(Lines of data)
........
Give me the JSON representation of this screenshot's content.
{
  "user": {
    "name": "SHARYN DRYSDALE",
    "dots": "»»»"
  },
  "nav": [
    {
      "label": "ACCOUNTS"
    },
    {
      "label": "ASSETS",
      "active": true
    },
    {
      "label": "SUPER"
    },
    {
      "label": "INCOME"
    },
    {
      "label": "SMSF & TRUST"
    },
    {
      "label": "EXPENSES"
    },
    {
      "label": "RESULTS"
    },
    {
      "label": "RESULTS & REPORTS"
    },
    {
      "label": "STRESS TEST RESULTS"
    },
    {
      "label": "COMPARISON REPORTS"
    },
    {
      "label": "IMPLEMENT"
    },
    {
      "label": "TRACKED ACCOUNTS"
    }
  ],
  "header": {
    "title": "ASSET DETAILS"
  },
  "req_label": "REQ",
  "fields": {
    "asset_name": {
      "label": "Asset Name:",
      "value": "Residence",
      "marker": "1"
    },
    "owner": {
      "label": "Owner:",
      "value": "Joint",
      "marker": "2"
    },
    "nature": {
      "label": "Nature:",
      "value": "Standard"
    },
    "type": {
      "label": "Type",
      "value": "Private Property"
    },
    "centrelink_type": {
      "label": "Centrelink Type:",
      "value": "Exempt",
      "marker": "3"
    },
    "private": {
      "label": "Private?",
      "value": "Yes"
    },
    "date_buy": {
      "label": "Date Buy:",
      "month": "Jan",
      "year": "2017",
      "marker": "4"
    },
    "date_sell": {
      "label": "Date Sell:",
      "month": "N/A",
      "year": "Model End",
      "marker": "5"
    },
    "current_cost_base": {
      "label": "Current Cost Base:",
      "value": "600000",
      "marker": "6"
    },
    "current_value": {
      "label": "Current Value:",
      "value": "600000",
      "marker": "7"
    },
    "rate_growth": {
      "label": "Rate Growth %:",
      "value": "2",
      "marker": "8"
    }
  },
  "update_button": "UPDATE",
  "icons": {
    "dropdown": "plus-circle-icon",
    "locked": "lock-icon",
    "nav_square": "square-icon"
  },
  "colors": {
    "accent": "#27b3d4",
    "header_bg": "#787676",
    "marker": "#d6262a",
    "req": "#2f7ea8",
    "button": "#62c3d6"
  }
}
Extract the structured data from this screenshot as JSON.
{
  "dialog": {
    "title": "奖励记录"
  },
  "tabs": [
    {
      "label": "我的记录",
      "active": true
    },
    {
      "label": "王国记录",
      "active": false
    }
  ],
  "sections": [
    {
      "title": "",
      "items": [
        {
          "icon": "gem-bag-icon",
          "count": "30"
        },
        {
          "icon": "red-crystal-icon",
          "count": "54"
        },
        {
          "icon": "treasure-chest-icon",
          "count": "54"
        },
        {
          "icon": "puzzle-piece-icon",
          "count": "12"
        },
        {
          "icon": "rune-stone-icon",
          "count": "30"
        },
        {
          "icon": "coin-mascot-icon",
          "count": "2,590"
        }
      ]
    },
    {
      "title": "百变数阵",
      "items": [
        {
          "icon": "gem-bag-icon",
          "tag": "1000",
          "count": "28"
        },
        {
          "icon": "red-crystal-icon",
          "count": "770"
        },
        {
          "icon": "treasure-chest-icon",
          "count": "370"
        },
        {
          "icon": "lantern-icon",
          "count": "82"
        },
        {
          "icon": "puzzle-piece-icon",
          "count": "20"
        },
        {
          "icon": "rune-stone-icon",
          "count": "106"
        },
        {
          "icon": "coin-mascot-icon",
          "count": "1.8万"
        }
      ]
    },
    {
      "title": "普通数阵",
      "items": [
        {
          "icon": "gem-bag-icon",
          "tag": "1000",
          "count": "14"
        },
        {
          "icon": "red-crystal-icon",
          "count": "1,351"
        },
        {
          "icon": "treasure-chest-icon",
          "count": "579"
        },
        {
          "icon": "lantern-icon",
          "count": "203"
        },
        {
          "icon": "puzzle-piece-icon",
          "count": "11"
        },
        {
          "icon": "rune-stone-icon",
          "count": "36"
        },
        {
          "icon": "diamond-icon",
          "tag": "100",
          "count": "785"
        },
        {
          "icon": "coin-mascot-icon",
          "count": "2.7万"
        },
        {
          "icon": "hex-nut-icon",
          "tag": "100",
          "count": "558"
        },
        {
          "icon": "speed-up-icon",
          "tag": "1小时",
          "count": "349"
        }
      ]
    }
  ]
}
........
AIM:
Copy out each line of the data where the string "marker" appears.

FINISHED ANSWER:
      "marker": "1"
      "marker": "2"
      "marker": "3"
      "marker": "4"
      "marker": "5"
      "marker": "6"
      "marker": "7"
      "marker": "8"
    "marker": "#d6262a",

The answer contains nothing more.